YOUR INSTRUCTIONS: Your task is to print every entry below exactly as given.
_ _ _ _ _ _ _
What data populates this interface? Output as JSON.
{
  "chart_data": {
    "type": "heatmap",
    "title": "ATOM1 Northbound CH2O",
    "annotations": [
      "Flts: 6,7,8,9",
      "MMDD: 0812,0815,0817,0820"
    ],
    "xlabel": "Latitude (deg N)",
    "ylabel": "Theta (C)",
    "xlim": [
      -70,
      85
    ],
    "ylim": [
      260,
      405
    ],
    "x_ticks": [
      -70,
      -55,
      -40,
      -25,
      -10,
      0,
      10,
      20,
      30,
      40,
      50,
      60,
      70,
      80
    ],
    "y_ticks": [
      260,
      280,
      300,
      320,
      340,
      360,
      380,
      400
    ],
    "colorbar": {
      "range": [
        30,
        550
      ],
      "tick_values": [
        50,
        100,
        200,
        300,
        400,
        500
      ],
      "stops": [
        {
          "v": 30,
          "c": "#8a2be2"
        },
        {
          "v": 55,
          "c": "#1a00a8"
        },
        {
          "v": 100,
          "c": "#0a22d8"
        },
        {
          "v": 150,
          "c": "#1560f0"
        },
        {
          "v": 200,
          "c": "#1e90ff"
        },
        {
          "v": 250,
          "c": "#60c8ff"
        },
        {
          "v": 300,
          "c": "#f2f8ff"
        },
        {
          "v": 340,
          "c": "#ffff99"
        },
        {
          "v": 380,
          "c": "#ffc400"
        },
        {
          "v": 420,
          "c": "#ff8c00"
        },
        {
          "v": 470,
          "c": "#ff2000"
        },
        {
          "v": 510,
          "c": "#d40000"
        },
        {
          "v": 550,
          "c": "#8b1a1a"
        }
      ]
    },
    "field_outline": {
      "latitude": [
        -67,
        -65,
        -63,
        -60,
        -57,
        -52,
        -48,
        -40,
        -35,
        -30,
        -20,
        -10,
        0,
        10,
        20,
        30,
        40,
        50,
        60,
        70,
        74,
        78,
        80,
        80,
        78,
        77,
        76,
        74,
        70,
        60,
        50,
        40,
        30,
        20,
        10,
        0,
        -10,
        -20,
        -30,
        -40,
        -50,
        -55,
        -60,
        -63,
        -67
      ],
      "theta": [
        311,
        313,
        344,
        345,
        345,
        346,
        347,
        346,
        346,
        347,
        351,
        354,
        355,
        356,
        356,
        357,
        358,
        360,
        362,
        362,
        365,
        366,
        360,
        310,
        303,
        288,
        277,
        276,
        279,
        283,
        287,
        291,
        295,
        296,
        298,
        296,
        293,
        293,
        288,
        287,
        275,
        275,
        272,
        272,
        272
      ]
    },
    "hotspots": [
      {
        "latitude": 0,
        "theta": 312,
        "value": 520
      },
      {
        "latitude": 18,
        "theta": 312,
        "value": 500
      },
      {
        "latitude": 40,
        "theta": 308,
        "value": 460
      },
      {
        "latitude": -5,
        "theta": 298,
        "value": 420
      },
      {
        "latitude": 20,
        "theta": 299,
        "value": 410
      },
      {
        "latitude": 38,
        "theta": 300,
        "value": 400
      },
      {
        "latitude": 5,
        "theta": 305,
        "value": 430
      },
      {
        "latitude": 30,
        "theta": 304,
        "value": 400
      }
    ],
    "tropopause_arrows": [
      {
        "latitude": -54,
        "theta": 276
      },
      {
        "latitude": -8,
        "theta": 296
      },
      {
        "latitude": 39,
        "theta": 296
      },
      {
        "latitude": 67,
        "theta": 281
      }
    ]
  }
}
_ _ _ _ _ _ _
TASK OUTPUT:
What data populates this interface? Output as JSON.
{
  "chart_data": {
    "type": "heatmap",
    "title": "ATOM1 Northbound CH2O",
    "annotations": [
      "Flts: 6,7,8,9",
      "MMDD: 0812,0815,0817,0820"
    ],
    "xlabel": "Latitude (deg N)",
    "ylabel": "Theta (C)",
    "xlim": [
      -70,
      85
    ],
    "ylim": [
      260,
      405
    ],
    "x_ticks": [
      -70,
      -55,
      -40,
      -25,
      -10,
      0,
      10,
      20,
      30,
      40,
      50,
      60,
      70,
      80
    ],
    "y_ticks": [
      260,
      280,
      300,
      320,
      340,
      360,
      380,
      400
    ],
    "colorbar": {
      "range": [
        30,
        550
      ],
      "tick_values": [
        50,
        100,
        200,
        300,
        400,
        500
      ],
      "stops": [
        {
          "v": 30,
          "c": "#8a2be2"
        },
        {
          "v": 55,
          "c": "#1a00a8"
        },
        {
          "v": 100,
          "c": "#0a22d8"
        },
        {
          "v": 150,
          "c": "#1560f0"
        },
        {
          "v": 200,
          "c": "#1e90ff"
        },
        {
          "v": 250,
          "c": "#60c8ff"
        },
        {
          "v": 300,
          "c": "#f2f8ff"
        },
        {
          "v": 340,
          "c": "#ffff99"
        },
        {
          "v": 380,
          "c": "#ffc400"
        },
        {
          "v": 420,
          "c": "#ff8c00"
        },
        {
          "v": 470,
          "c": "#ff2000"
        },
        {
          "v": 510,
          "c": "#d40000"
        },
        {
          "v": 550,
          "c": "#8b1a1a"
        }
      ]
    },
    "field_outline": {
      "latitude": [
        -67,
        -65,
        -63,
        -60,
        -57,
        -52,
        -48,
        -40,
        -35,
        -30,
        -20,
        -10,
        0,
        10,
        20,
        30,
        40,
        50,
        60,
        70,
        74,
        78,
        80,
        80,
        78,
        77,
        76,
        74,
        70,
        60,
        50,
        40,
        30,
        20,
        10,
        0,
        -10,
        -20,
        -30,
        -40,
        -50,
        -55,
        -60,
        -63,
        -67
      ],
      "theta": [
        311,
        313,
        344,
        345,
        345,
        346,
        347,
        346,
        346,
        347,
        351,
        354,
        355,
        356,
        356,
        357,
        358,
        360,
        362,
        362,
        365,
        366,
        360,
        310,
        303,
        288,
        277,
        276,
        279,
        283,
        287,
        291,
        295,
        296,
        298,
        296,
        293,
        293,
        288,
        287,
        275,
        275,
        272,
        272,
        272
      ]
    },
    "hotspots": [
      {
        "latitude": 0,
        "theta": 312,
        "value": 520
      },
      {
        "latitude": 18,
        "theta": 312,
        "value": 500
      },
      {
        "latitude": 40,
        "theta": 308,
        "value": 460
      },
      {
        "latitude": -5,
        "theta": 298,
        "value": 420
      },
      {
        "latitude": 20,
        "theta": 299,
        "value": 410
      },
      {
        "latitude": 38,
        "theta": 300,
        "value": 400
      },
      {
        "latitude": 5,
        "theta": 305,
        "value": 430
      },
      {
        "latitude": 30,
        "theta": 304,
        "value": 400
      }
    ],
    "tropopause_arrows": [
      {
        "latitude": -54,
        "theta": 276
      },
      {
        "latitude": -8,
        "theta": 296
      },
      {
        "latitude": 39,
        "theta": 296
      },
      {
        "latitude": 67,
        "theta": 281
      }
    ]
  }
}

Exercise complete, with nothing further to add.